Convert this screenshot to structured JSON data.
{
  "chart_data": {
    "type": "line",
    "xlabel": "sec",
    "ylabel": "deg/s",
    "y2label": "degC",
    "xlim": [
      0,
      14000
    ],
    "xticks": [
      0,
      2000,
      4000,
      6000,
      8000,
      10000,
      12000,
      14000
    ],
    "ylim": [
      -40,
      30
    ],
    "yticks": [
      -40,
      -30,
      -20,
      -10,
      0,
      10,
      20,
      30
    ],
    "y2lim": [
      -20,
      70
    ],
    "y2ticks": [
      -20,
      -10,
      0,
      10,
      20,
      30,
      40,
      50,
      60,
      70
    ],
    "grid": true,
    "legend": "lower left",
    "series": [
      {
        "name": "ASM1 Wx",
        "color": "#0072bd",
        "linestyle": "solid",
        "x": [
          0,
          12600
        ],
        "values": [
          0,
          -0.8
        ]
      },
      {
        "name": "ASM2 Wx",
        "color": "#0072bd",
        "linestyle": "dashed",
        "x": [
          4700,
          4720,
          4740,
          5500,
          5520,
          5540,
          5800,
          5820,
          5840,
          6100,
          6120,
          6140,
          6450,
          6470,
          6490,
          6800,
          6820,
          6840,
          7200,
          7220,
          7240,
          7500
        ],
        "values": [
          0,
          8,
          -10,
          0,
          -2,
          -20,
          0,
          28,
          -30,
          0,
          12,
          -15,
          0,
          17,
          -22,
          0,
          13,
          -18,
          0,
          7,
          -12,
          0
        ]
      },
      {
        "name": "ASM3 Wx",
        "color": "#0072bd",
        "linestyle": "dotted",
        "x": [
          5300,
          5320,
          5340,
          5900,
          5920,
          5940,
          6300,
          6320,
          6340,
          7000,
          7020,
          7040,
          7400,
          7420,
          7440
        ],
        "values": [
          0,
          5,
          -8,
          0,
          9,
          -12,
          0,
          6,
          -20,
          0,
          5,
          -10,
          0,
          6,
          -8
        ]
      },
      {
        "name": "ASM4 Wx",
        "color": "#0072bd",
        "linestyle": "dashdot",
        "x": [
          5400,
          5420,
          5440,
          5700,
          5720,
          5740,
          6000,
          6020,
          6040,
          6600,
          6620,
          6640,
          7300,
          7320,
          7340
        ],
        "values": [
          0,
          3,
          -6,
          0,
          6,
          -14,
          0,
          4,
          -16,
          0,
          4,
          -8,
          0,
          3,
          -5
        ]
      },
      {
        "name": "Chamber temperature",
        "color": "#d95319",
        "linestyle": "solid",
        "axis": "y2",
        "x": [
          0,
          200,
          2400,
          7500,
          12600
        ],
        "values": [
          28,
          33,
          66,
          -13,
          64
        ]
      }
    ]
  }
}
━━━━━━
__Short exercise__: Give back all the data exactly as written.

__Complete output__:
Convert this screenshot to structured JSON data.
{
  "chart_data": {
    "type": "line",
    "xlabel": "sec",
    "ylabel": "deg/s",
    "y2label": "degC",
    "xlim": [
      0,
      14000
    ],
    "xticks": [
      0,
      2000,
      4000,
      6000,
      8000,
      10000,
      12000,
      14000
    ],
    "ylim": [
      -40,
      30
    ],
    "yticks": [
      -40,
      -30,
      -20,
      -10,
      0,
      10,
      20,
      30
    ],
    "y2lim": [
      -20,
      70
    ],
    "y2ticks": [
      -20,
      -10,
      0,
      10,
      20,
      30,
      40,
      50,
      60,
      70
    ],
    "grid": true,
    "legend": "lower left",
    "series": [
      {
        "name": "ASM1 Wx",
        "color": "#0072bd",
        "linestyle": "solid",
        "x": [
          0,
          12600
        ],
        "values": [
          0,
          -0.8
        ]
      },
      {
        "name": "ASM2 Wx",
        "color": "#0072bd",
        "linestyle": "dashed",
        "x": [
          4700,
          4720,
          4740,
          5500,
          5520,
          5540,
          5800,
          5820,
          5840,
          6100,
          6120,
          6140,
          6450,
          6470,
          6490,
          6800,
          6820,
          6840,
          7200,
          7220,
          7240,
          7500
        ],
        "values": [
          0,
          8,
          -10,
          0,
          -2,
          -20,
          0,
          28,
          -30,
          0,
          12,
          -15,
          0,
          17,
          -22,
          0,
          13,
          -18,
          0,
          7,
          -12,
          0
        ]
      },
      {
        "name": "ASM3 Wx",
        "color": "#0072bd",
        "linestyle": "dotted",
        "x": [
          5300,
          5320,
          5340,
          5900,
          5920,
          5940,
          6300,
          6320,
          6340,
          7000,
          7020,
          7040,
          7400,
          7420,
          7440
        ],
        "values": [
          0,
          5,
          -8,
          0,
          9,
          -12,
          0,
          6,
          -20,
          0,
          5,
          -10,
          0,
          6,
          -8
        ]
      },
      {
        "name": "ASM4 Wx",
        "color": "#0072bd",
        "linestyle": "dashdot",
        "x": [
          5400,
          5420,
          5440,
          5700,
          5720,
          5740,
          6000,
          6020,
          6040,
          6600,
          6620,
          6640,
          7300,
          7320,
          7340
        ],
        "values": [
          0,
          3,
          -6,
          0,
          6,
          -14,
          0,
          4,
          -16,
          0,
          4,
          -8,
          0,
          3,
          -5
        ]
      },
      {
        "name": "Chamber temperature",
        "color": "#d95319",
        "linestyle": "solid",
        "axis": "y2",
        "x": [
          0,
          200,
          2400,
          7500,
          12600
        ],
        "values": [
          28,
          33,
          66,
          -13,
          64
        ]
      }
    ]
  }
}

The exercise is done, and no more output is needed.